(Bounding box entries)
--------------------------------

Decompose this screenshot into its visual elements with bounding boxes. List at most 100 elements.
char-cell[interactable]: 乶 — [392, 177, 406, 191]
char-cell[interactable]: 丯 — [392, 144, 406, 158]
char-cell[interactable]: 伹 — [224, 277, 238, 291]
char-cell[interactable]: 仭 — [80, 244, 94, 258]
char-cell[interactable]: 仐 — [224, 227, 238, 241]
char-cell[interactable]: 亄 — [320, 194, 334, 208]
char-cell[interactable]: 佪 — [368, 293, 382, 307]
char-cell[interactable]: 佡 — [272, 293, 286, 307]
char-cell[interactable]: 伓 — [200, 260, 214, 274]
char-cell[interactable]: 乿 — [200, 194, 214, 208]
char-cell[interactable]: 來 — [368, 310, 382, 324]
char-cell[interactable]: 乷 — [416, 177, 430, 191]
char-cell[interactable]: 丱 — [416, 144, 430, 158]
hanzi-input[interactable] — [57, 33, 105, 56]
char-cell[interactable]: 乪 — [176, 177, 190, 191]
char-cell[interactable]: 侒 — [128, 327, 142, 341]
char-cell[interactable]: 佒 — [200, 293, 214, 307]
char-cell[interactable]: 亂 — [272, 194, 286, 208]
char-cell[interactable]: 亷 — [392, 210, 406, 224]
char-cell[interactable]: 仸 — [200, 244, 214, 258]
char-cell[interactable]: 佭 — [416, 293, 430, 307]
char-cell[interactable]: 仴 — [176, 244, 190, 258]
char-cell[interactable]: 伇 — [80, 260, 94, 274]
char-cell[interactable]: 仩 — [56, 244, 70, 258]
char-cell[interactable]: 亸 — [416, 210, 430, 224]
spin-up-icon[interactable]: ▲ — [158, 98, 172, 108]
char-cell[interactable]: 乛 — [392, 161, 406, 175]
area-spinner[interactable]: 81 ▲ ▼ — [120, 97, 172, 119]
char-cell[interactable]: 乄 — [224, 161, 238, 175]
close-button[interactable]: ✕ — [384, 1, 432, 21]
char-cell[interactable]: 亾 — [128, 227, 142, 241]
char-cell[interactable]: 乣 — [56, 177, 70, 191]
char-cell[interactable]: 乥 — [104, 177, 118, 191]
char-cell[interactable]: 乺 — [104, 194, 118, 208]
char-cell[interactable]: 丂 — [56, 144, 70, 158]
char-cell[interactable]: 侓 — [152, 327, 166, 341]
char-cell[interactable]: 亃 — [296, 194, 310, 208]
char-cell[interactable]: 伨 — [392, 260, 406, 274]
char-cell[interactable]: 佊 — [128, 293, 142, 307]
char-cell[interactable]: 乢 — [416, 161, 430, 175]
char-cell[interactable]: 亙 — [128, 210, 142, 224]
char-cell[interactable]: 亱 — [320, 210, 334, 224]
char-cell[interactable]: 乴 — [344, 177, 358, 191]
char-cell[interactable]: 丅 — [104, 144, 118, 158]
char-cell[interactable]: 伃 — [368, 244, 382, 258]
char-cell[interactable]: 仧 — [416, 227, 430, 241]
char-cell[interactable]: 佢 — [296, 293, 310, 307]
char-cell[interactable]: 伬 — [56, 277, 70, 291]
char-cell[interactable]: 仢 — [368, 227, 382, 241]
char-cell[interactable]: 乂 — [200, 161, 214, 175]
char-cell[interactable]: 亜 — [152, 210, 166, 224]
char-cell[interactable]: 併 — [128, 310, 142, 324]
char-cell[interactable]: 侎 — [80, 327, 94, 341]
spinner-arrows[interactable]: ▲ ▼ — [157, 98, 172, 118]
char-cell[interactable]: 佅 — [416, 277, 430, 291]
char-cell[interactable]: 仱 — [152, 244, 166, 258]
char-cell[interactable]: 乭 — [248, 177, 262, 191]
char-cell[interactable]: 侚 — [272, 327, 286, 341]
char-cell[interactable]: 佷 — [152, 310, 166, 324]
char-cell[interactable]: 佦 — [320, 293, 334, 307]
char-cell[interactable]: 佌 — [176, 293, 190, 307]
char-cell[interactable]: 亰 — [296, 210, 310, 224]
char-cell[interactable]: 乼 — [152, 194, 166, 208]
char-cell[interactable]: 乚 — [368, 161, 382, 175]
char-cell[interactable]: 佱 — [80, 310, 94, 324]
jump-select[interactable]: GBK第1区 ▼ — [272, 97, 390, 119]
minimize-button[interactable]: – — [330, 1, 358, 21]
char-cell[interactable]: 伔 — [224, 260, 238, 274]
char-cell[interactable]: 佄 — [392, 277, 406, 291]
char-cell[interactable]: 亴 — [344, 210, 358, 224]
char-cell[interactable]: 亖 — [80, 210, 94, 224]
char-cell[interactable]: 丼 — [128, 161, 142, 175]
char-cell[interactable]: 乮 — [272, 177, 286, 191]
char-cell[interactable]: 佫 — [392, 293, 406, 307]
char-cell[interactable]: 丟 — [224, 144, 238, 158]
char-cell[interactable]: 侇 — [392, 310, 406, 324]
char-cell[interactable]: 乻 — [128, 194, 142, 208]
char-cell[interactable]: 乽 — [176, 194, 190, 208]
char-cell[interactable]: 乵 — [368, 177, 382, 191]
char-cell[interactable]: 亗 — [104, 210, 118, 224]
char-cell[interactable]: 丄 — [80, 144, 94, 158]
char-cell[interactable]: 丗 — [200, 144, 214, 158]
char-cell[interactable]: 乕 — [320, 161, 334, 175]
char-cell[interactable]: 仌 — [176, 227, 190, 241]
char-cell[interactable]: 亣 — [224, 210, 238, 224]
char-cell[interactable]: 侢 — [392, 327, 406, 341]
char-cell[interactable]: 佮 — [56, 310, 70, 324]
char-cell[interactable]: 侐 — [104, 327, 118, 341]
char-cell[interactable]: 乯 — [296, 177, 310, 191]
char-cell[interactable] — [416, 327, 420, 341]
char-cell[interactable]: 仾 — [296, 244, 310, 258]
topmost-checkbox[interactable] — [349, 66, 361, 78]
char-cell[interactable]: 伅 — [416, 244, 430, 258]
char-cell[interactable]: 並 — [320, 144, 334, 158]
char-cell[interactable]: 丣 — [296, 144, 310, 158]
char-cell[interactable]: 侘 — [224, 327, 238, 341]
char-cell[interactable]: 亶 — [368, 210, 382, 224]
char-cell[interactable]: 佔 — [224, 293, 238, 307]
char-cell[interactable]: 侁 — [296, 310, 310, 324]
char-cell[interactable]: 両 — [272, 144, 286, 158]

--------------------------------

> [Exercise prompt]
Rewrite the listing from its first line through the line containing "char-cell[interactable]: 侒 —", both ends included, as a Markdown table with the columns Row and Line. Number each line in Row, put the line itself in Line, and leave out any blank lines.

> [Result below]
| Row | Line |
|---|---|
| 1 | Decompose this screenshot into its visual elements with bounding boxes. List at most 100 elements. |
| 2 | char-cell[interactable]: 乶 — [392, 177, 406, 191] |
| 3 | char-cell[interactable]: 丯 — [392, 144, 406, 158] |
| 4 | char-cell[interactable]: 伹 — [224, 277, 238, 291] |
| 5 | char-cell[interactable]: 仭 — [80, 244, 94, 258] |
| 6 | char-cell[interactable]: 仐 — [224, 227, 238, 241] |
| 7 | char-cell[interactable]: 亄 — [320, 194, 334, 208] |
| 8 | char-cell[interactable]: 佪 — [368, 293, 382, 307] |
| 9 | char-cell[interactable]: 佡 — [272, 293, 286, 307] |
| 10 | char-cell[interactable]: 伓 — [200, 260, 214, 274] |
| 11 | char-cell[interactable]: 乿 — [200, 194, 214, 208] |
| 12 | char-cell[interactable]: 來 — [368, 310, 382, 324] |
| 13 | char-cell[interactable]: 乷 — [416, 177, 430, 191] |
| 14 | char-cell[interactable]: 丱 — [416, 144, 430, 158] |
| 15 | hanzi-input[interactable] — [57, 33, 105, 56] |
| 16 | char-cell[interactable]: 乪 — [176, 177, 190, 191] |
| 17 | char-cell[interactable]: 侒 — [128, 327, 142, 341] |